- **What is needed**
Pull each line holding "prices" out of the entries below.

- - -

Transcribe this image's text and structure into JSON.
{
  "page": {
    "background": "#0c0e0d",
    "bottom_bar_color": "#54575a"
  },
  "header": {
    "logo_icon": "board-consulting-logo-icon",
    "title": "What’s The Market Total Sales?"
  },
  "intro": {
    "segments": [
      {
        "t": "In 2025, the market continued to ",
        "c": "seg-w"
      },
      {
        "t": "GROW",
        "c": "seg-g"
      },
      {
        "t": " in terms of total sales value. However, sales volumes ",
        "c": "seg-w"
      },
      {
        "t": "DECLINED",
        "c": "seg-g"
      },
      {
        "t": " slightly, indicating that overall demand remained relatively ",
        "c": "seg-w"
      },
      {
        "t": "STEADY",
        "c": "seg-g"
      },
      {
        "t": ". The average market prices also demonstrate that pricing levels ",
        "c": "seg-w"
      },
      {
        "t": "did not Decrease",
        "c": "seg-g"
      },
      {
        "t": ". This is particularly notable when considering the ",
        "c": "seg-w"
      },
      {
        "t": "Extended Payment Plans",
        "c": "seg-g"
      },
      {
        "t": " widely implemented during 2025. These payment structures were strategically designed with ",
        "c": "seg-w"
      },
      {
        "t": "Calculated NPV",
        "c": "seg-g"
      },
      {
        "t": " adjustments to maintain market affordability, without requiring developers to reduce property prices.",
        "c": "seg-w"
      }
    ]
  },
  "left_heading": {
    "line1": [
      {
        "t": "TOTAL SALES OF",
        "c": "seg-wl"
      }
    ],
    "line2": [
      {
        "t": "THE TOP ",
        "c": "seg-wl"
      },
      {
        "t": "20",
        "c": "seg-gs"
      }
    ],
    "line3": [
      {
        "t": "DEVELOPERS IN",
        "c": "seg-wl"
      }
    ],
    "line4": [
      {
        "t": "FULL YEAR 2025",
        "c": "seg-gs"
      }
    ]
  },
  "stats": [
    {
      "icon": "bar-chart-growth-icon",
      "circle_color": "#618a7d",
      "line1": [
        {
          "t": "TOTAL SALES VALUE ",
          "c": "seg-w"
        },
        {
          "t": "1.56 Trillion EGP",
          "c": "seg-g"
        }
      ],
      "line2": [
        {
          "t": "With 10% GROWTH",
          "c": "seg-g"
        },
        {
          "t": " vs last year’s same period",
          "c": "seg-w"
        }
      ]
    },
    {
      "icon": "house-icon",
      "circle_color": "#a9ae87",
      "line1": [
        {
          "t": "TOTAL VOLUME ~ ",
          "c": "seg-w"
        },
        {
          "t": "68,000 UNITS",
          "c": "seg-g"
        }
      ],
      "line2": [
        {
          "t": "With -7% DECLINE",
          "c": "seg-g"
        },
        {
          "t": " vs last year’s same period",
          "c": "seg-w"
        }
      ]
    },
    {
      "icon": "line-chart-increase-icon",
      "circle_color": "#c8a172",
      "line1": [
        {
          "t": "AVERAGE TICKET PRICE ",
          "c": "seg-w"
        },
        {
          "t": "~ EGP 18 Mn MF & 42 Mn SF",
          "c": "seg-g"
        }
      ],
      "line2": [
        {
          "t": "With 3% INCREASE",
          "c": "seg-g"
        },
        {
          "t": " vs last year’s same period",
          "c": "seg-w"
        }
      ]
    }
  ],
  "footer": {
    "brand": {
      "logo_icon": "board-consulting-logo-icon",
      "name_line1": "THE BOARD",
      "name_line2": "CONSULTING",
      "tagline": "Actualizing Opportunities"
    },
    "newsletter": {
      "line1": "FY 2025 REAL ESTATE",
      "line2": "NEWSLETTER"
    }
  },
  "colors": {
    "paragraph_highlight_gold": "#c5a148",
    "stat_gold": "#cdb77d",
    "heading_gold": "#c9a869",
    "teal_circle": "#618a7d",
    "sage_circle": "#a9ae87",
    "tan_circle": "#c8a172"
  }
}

- - -

- **Output**
        "t": ". The average market prices also demonstrate that pricing levels ",
        "t": " adjustments to maintain market affordability, without requiring developers to reduce property prices.",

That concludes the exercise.